### WHAT YOU HAVE TO DO
Extract all lines that hold "Entity" from the records below.
-- Start of RECORD EXTRACTS --
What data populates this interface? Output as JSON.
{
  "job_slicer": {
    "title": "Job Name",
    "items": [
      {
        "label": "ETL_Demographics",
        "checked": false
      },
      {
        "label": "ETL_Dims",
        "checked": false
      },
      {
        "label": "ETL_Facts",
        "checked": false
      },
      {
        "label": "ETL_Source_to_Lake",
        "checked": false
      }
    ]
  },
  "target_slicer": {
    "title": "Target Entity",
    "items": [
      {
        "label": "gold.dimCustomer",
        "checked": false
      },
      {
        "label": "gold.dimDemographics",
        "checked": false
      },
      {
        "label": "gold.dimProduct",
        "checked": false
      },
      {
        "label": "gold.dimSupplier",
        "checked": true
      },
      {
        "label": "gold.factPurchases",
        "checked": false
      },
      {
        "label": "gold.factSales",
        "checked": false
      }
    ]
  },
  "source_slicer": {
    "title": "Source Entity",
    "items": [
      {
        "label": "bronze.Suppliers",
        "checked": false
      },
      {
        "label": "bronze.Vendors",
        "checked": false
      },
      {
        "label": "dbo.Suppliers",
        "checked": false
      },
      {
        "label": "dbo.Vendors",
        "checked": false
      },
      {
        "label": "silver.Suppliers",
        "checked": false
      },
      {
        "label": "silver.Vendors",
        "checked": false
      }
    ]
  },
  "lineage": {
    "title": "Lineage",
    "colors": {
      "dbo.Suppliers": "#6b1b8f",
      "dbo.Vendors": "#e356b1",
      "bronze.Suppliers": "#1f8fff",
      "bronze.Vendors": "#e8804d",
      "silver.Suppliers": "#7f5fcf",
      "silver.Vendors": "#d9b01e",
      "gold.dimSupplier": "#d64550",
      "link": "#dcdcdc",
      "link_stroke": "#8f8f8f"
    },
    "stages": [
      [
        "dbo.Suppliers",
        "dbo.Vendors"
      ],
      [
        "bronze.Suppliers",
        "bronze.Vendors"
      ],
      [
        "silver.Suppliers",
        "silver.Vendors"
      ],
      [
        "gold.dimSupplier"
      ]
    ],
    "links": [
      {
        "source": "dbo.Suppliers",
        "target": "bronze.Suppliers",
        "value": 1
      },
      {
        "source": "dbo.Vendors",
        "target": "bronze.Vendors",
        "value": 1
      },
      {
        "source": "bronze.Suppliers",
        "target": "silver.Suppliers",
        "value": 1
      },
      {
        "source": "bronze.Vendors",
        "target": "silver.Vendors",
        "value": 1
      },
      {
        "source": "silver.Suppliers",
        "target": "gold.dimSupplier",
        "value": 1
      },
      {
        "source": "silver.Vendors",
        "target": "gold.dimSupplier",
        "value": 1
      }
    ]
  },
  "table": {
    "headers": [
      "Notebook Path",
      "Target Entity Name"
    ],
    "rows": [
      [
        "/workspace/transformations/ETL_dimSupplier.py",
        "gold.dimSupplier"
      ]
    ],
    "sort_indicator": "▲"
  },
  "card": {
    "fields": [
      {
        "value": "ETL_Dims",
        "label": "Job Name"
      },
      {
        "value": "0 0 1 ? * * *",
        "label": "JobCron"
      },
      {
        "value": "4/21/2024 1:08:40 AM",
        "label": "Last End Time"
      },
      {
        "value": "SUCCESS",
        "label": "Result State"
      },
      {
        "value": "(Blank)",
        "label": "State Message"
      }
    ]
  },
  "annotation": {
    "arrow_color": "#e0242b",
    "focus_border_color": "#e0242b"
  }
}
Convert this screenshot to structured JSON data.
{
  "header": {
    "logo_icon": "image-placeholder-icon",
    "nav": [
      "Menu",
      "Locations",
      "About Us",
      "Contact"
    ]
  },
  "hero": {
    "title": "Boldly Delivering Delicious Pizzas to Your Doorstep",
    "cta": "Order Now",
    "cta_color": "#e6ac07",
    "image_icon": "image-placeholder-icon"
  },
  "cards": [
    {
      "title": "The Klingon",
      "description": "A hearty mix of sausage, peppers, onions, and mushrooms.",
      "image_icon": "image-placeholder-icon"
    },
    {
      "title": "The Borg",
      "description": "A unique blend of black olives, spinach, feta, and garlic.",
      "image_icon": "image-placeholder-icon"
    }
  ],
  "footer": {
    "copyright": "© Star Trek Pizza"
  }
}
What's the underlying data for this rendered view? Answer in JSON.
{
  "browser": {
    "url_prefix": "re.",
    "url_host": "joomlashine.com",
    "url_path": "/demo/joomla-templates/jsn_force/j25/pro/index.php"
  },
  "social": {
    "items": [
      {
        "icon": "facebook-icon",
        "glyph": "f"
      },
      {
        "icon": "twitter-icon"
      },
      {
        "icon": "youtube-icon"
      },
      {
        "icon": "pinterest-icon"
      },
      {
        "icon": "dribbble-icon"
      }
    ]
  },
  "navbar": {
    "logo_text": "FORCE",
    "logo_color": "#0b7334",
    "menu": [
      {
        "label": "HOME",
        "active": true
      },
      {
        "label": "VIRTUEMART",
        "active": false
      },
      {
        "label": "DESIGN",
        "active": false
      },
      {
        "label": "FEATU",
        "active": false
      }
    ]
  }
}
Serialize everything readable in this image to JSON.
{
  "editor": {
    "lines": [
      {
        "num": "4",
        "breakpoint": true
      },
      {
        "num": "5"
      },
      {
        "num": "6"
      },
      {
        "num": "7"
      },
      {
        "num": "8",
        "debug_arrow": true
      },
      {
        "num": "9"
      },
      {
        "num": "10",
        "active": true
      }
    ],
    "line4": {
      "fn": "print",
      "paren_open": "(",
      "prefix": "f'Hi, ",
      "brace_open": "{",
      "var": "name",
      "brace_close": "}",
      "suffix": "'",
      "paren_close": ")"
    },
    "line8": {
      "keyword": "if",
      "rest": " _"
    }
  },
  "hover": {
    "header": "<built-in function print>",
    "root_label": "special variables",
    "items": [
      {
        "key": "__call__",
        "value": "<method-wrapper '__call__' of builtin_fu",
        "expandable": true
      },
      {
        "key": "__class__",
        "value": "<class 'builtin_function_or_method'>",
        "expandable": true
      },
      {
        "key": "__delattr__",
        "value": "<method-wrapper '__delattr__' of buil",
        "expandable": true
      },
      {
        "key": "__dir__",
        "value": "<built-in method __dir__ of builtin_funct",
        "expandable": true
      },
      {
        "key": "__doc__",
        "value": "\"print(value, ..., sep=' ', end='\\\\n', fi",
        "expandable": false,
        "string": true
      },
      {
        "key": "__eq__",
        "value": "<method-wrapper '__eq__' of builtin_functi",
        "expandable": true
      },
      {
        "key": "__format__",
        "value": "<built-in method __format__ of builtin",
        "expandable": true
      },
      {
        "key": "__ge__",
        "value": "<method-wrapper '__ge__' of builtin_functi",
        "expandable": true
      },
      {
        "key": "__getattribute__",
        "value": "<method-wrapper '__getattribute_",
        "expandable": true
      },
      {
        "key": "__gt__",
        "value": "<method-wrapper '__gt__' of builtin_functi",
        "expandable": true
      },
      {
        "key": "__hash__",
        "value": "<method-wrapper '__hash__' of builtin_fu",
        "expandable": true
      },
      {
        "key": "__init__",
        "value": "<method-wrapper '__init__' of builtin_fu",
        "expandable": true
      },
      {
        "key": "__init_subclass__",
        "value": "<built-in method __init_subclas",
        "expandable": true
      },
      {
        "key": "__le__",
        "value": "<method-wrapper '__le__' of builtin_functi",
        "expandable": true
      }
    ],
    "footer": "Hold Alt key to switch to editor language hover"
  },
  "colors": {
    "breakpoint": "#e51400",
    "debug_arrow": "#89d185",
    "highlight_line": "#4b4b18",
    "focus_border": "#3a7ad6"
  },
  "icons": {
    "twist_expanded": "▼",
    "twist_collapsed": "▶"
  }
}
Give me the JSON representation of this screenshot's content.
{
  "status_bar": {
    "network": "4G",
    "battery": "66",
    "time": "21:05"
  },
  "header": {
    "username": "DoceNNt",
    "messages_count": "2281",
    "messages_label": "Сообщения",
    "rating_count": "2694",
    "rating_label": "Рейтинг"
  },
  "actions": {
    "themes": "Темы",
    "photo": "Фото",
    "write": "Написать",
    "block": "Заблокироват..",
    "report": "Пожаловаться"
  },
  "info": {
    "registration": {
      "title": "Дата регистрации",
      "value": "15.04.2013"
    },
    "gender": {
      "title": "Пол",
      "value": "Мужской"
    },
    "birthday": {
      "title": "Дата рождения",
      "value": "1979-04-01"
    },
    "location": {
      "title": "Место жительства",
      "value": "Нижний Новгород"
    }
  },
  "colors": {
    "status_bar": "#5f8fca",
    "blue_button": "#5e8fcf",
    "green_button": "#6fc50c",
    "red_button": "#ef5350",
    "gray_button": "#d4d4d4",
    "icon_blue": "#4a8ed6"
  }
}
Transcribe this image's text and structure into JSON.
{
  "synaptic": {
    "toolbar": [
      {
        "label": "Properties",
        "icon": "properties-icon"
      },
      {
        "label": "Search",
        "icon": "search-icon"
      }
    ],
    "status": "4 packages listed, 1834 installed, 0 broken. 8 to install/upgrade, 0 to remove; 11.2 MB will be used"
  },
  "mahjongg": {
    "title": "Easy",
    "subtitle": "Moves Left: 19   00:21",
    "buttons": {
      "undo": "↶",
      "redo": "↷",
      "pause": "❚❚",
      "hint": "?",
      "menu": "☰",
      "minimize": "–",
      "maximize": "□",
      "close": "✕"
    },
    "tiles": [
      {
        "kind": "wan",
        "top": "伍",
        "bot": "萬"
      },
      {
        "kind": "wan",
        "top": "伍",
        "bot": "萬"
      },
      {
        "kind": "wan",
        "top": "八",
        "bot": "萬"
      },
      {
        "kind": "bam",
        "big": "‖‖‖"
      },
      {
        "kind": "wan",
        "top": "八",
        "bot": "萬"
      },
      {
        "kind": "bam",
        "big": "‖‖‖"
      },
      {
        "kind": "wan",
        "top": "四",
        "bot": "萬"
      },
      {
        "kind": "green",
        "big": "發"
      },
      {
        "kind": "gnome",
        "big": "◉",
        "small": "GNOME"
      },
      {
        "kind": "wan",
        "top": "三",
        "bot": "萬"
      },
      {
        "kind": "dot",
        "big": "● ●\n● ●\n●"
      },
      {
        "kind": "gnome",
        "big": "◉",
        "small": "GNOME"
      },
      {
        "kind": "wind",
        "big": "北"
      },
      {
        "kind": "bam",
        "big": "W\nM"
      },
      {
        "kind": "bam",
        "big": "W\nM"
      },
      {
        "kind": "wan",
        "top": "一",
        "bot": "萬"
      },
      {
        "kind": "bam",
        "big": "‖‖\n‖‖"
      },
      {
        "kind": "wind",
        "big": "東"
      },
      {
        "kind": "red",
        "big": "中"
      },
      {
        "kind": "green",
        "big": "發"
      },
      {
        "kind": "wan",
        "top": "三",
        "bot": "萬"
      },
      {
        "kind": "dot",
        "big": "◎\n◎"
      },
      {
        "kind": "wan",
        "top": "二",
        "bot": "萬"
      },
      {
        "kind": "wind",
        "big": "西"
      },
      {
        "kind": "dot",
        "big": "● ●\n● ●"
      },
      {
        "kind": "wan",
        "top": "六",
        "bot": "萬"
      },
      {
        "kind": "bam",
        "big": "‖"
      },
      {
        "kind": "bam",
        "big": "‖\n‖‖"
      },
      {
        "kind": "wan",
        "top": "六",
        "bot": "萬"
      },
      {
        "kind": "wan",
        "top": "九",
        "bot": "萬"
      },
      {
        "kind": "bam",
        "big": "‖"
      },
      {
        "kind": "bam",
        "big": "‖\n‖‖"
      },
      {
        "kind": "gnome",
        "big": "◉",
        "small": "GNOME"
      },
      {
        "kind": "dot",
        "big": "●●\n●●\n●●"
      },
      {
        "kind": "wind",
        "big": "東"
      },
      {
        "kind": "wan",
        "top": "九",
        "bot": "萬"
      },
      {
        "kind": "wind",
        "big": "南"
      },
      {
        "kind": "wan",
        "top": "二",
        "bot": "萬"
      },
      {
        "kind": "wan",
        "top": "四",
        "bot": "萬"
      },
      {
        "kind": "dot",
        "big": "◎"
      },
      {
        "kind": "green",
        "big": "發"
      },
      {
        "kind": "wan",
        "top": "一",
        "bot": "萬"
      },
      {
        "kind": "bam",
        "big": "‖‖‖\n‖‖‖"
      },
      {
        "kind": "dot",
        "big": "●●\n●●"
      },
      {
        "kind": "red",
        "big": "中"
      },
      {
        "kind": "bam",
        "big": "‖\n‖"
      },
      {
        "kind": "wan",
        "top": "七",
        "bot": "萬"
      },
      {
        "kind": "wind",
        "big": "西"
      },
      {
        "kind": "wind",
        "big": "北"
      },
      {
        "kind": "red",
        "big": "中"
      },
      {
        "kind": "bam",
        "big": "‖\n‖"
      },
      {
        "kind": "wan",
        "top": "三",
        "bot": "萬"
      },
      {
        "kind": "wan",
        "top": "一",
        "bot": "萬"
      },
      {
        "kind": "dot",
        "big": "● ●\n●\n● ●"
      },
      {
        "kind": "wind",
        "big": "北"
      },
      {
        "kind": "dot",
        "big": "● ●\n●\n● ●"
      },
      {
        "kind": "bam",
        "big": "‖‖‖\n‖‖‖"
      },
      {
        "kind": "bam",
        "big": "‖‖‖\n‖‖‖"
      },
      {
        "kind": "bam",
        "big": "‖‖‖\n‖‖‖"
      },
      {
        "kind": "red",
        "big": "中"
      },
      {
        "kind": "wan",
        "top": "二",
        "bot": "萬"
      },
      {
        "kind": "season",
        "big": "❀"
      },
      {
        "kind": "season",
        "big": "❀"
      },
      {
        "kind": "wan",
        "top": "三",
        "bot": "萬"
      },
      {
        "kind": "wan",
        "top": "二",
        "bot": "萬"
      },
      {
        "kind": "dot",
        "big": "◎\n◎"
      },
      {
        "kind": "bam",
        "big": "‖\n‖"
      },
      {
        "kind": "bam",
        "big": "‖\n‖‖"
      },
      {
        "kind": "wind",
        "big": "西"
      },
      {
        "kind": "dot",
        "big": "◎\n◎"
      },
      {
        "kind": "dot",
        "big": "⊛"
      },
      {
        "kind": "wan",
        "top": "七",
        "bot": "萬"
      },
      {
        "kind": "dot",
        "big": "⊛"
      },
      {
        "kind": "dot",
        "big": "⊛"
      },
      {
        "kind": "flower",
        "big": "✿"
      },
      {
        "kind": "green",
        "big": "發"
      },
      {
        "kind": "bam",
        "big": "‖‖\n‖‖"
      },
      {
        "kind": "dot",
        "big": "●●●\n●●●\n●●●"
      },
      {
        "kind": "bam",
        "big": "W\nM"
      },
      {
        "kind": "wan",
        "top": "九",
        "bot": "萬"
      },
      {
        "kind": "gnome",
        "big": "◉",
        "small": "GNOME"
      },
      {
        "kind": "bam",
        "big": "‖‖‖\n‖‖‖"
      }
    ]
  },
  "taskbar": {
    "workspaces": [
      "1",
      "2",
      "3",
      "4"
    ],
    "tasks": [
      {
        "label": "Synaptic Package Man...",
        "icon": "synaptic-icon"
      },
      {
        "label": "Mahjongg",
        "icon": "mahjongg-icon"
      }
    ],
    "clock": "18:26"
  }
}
-- End of RECORD EXTRACTS --
### OUTPUT OF THE TASK
    "title": "Target Entity",
    "title": "Source Entity",
      "Target Entity Name"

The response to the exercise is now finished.